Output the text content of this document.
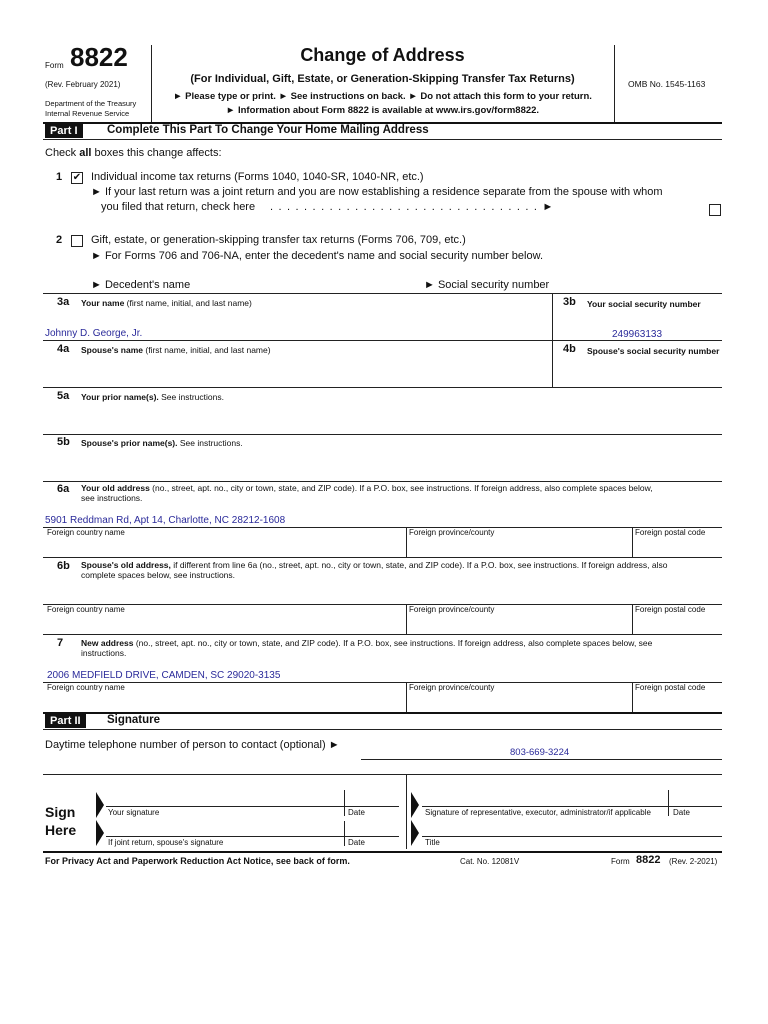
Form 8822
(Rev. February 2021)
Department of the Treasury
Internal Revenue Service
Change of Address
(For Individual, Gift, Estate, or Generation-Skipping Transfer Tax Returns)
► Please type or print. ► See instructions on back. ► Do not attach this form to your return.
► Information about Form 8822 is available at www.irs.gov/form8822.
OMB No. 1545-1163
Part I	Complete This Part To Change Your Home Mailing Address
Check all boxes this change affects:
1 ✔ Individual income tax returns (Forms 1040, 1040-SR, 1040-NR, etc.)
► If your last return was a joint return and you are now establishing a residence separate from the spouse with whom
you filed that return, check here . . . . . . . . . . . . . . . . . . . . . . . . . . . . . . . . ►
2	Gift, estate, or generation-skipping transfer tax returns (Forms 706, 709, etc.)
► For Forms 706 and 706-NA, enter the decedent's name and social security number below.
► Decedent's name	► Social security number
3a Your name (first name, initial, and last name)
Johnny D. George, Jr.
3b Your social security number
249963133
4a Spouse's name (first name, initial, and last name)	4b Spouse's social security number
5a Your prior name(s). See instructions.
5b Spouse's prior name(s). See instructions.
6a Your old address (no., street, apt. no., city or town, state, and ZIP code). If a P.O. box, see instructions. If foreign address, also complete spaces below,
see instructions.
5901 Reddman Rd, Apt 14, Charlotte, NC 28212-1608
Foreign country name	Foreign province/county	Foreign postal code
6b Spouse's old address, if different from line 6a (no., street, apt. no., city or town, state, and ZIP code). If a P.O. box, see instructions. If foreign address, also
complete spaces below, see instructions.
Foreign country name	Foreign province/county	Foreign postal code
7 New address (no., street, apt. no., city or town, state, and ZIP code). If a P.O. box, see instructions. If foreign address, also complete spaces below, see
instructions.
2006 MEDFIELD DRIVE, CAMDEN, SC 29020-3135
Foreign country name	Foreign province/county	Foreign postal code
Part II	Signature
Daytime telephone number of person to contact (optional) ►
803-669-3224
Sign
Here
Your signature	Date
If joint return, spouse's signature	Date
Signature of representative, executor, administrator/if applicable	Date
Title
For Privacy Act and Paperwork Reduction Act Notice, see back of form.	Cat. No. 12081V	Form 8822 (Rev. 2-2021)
--
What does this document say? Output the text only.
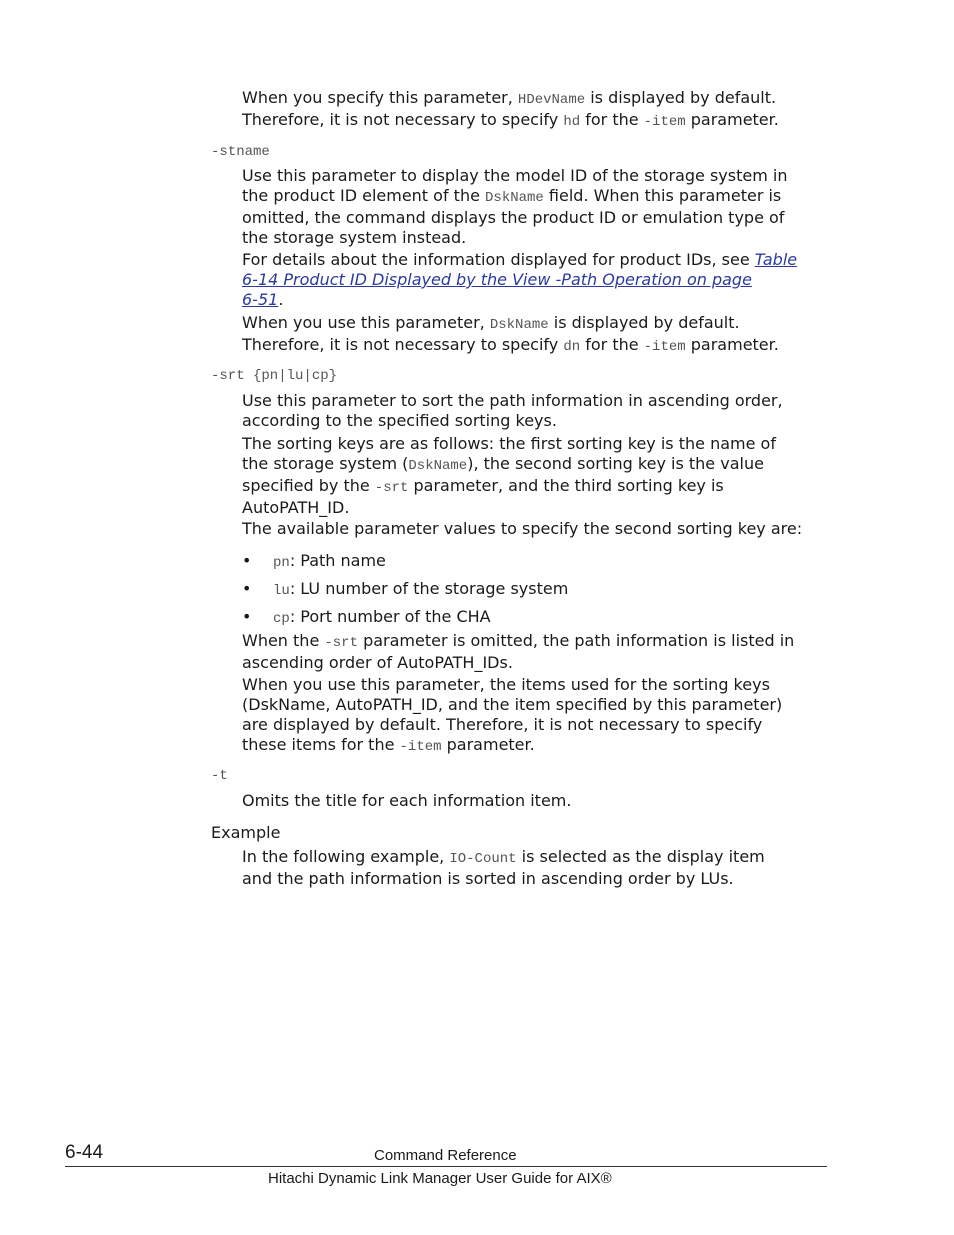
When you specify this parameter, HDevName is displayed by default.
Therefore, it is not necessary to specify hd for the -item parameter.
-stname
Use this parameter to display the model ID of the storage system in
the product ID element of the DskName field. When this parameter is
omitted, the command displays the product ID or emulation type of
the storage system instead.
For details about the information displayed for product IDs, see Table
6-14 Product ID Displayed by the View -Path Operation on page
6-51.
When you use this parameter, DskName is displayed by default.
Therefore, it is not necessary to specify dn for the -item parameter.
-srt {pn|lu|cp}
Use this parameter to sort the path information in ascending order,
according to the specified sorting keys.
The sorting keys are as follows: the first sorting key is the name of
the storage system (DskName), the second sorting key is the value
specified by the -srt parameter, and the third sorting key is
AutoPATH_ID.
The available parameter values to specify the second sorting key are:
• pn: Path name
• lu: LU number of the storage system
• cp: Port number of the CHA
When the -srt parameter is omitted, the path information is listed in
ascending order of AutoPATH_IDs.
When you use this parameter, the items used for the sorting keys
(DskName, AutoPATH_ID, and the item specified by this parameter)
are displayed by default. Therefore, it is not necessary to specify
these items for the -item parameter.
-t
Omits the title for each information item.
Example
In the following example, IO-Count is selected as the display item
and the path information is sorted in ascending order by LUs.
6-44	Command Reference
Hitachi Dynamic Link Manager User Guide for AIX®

▸ **Exercise**
Look through the listing above. Pick out each line with "specified" and copy it.

▸ **Reply to the task**
according to the specified sorting keys.
specified by the -srt parameter, and the third sorting key is
(DskName, AutoPATH_ID, and the item specified by this parameter)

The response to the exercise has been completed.